**Written exercise:** Beneath this task is a listing; retype all of it exactly.

**Provided entries:**
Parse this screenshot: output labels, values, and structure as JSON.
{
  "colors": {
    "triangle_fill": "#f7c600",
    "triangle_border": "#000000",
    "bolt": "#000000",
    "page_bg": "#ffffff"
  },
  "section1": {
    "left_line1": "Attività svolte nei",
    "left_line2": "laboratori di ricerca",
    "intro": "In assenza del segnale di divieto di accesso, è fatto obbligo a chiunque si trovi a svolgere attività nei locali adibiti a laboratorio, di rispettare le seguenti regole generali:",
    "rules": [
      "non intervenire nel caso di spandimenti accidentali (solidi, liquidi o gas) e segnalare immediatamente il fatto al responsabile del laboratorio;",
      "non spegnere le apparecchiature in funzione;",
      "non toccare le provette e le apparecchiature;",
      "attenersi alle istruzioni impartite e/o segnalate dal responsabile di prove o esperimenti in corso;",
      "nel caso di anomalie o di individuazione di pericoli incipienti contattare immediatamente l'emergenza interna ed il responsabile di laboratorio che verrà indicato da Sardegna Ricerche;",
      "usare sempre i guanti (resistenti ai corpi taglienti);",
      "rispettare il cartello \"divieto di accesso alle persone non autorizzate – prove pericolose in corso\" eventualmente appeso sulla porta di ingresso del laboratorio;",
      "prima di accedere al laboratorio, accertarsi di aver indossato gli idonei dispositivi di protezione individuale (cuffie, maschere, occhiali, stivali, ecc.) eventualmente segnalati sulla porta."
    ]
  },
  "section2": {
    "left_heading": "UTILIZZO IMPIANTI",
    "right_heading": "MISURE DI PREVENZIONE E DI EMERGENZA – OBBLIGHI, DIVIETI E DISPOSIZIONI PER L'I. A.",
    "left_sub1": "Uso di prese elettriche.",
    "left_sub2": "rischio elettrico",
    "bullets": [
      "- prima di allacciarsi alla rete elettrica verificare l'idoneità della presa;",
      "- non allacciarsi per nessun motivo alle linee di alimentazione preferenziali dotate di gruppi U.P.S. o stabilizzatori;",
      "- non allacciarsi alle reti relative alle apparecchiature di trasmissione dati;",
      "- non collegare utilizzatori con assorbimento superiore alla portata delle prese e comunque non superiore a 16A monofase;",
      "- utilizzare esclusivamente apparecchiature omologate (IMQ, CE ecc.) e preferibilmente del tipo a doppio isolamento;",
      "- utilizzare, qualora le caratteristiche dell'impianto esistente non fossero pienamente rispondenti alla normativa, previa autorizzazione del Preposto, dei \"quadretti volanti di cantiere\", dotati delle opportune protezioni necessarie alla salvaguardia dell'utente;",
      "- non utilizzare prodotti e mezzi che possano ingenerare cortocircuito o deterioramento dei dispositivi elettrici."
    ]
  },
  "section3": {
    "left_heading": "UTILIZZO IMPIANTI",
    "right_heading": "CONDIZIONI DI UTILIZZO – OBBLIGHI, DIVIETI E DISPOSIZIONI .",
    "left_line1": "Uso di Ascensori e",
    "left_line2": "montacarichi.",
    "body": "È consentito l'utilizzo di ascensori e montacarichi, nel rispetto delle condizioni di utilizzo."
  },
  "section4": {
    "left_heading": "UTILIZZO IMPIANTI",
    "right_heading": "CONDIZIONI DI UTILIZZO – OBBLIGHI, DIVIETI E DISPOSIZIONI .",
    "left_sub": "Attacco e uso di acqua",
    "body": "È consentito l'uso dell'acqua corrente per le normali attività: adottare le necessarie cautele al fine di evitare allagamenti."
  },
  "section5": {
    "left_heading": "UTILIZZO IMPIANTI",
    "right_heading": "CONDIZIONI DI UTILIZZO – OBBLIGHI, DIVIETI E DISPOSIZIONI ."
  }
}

**Exercise solution:**
Parse this screenshot: output labels, values, and structure as JSON.
{
  "colors": {
    "triangle_fill": "#f7c600",
    "triangle_border": "#000000",
    "bolt": "#000000",
    "page_bg": "#ffffff"
  },
  "section1": {
    "left_line1": "Attività svolte nei",
    "left_line2": "laboratori di ricerca",
    "intro": "In assenza del segnale di divieto di accesso, è fatto obbligo a chiunque si trovi a svolgere attività nei locali adibiti a laboratorio, di rispettare le seguenti regole generali:",
    "rules": [
      "non intervenire nel caso di spandimenti accidentali (solidi, liquidi o gas) e segnalare immediatamente il fatto al responsabile del laboratorio;",
      "non spegnere le apparecchiature in funzione;",
      "non toccare le provette e le apparecchiature;",
      "attenersi alle istruzioni impartite e/o segnalate dal responsabile di prove o esperimenti in corso;",
      "nel caso di anomalie o di individuazione di pericoli incipienti contattare immediatamente l'emergenza interna ed il responsabile di laboratorio che verrà indicato da Sardegna Ricerche;",
      "usare sempre i guanti (resistenti ai corpi taglienti);",
      "rispettare il cartello \"divieto di accesso alle persone non autorizzate – prove pericolose in corso\" eventualmente appeso sulla porta di ingresso del laboratorio;",
      "prima di accedere al laboratorio, accertarsi di aver indossato gli idonei dispositivi di protezione individuale (cuffie, maschere, occhiali, stivali, ecc.) eventualmente segnalati sulla porta."
    ]
  },
  "section2": {
    "left_heading": "UTILIZZO IMPIANTI",
    "right_heading": "MISURE DI PREVENZIONE E DI EMERGENZA – OBBLIGHI, DIVIETI E DISPOSIZIONI PER L'I. A.",
    "left_sub1": "Uso di prese elettriche.",
    "left_sub2": "rischio elettrico",
    "bullets": [
      "- prima di allacciarsi alla rete elettrica verificare l'idoneità della presa;",
      "- non allacciarsi per nessun motivo alle linee di alimentazione preferenziali dotate di gruppi U.P.S. o stabilizzatori;",
      "- non allacciarsi alle reti relative alle apparecchiature di trasmissione dati;",
      "- non collegare utilizzatori con assorbimento superiore alla portata delle prese e comunque non superiore a 16A monofase;",
      "- utilizzare esclusivamente apparecchiature omologate (IMQ, CE ecc.) e preferibilmente del tipo a doppio isolamento;",
      "- utilizzare, qualora le caratteristiche dell'impianto esistente non fossero pienamente rispondenti alla normativa, previa autorizzazione del Preposto, dei \"quadretti volanti di cantiere\", dotati delle opportune protezioni necessarie alla salvaguardia dell'utente;",
      "- non utilizzare prodotti e mezzi che possano ingenerare cortocircuito o deterioramento dei dispositivi elettrici."
    ]
  },
  "section3": {
    "left_heading": "UTILIZZO IMPIANTI",
    "right_heading": "CONDIZIONI DI UTILIZZO – OBBLIGHI, DIVIETI E DISPOSIZIONI .",
    "left_line1": "Uso di Ascensori e",
    "left_line2": "montacarichi.",
    "body": "È consentito l'utilizzo di ascensori e montacarichi, nel rispetto delle condizioni di utilizzo."
  },
  "section4": {
    "left_heading": "UTILIZZO IMPIANTI",
    "right_heading": "CONDIZIONI DI UTILIZZO – OBBLIGHI, DIVIETI E DISPOSIZIONI .",
    "left_sub": "Attacco e uso di acqua",
    "body": "È consentito l'uso dell'acqua corrente per le normali attività: adottare le necessarie cautele al fine di evitare allagamenti."
  },
  "section5": {
    "left_heading": "UTILIZZO IMPIANTI",
    "right_heading": "CONDIZIONI DI UTILIZZO – OBBLIGHI, DIVIETI E DISPOSIZIONI ."
  }
}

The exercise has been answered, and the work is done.